-- Task brief --
Check every line of the material below for "Pkts". Give the number of lines that have it, and only that.
▽
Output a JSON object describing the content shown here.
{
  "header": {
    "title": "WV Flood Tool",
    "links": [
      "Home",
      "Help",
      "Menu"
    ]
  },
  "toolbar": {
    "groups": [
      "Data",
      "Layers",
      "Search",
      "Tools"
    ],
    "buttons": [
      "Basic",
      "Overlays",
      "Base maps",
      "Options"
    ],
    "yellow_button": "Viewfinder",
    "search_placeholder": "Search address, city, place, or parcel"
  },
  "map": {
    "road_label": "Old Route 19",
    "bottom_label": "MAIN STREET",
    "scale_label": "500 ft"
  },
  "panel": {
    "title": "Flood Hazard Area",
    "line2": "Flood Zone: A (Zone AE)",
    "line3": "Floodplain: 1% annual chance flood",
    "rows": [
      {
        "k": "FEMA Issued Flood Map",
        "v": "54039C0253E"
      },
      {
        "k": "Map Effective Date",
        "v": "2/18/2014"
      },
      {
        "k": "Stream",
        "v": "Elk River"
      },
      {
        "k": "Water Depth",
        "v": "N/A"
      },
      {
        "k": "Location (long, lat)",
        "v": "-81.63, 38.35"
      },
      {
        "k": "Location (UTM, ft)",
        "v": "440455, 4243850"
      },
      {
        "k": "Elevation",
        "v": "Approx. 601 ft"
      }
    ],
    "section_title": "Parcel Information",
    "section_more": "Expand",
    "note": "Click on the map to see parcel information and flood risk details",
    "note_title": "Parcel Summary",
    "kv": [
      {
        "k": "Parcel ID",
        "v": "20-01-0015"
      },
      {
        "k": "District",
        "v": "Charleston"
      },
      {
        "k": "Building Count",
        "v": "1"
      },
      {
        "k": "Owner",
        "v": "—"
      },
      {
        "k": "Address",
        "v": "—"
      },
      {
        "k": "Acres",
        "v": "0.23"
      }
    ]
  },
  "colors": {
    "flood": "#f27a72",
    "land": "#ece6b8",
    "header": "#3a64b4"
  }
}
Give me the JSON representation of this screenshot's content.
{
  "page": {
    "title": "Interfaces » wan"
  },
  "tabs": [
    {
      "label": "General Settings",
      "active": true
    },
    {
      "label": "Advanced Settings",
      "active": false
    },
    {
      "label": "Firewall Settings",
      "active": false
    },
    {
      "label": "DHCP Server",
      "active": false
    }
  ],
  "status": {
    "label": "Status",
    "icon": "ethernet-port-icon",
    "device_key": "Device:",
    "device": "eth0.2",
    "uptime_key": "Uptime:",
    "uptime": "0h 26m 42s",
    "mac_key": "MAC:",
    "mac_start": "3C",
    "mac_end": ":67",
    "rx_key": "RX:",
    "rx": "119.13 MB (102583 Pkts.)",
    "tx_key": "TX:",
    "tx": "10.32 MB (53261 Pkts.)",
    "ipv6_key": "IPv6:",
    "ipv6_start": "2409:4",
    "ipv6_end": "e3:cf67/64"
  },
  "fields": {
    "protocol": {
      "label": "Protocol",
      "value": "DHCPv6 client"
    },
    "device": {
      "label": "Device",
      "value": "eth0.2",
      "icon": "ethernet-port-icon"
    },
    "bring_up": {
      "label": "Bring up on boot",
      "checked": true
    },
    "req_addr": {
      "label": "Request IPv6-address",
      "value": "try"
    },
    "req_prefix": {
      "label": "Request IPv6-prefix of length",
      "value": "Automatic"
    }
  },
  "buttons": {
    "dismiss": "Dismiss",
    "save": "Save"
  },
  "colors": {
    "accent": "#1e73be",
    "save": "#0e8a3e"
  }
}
△
-- Reply to the task --
2